What is expected: Transcribe all the entries word for word, skipping the pictures.

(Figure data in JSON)
-- START --
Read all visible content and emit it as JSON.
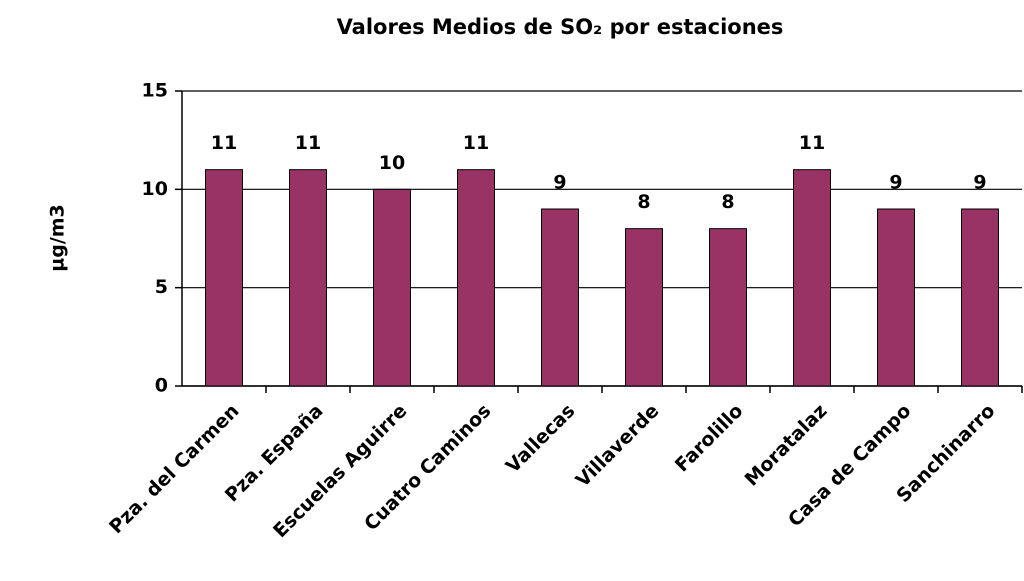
{
  "chart_data": {
    "type": "bar",
    "title": "Valores Medios de SO₂ por estaciones",
    "y_label": "µg/m3",
    "categories": [
      "Pza. del Carmen",
      "Pza. España",
      "Escuelas Aguirre",
      "Cuatro Caminos",
      "Vallecas",
      "Villaverde",
      "Farolillo",
      "Moratalaz",
      "Casa de Campo",
      "Sanchinarro"
    ],
    "values": [
      11,
      11,
      10,
      11,
      9,
      8,
      8,
      11,
      9,
      9
    ],
    "color": "#993366",
    "ylim": [
      0,
      15
    ],
    "yticks": [
      0,
      5,
      10,
      15
    ],
    "grid": true
  }
}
-- END --
Result of this task:
Read all visible content and emit it as JSON.
{
  "chart_data": {
    "type": "bar",
    "title": "Valores Medios de SO₂ por estaciones",
    "y_label": "µg/m3",
    "categories": [
      "Pza. del Carmen",
      "Pza. España",
      "Escuelas Aguirre",
      "Cuatro Caminos",
      "Vallecas",
      "Villaverde",
      "Farolillo",
      "Moratalaz",
      "Casa de Campo",
      "Sanchinarro"
    ],
    "values": [
      11,
      11,
      10,
      11,
      9,
      8,
      8,
      11,
      9,
      9
    ],
    "color": "#993366",
    "ylim": [
      0,
      15
    ],
    "yticks": [
      0,
      5,
      10,
      15
    ],
    "grid": true
  }
}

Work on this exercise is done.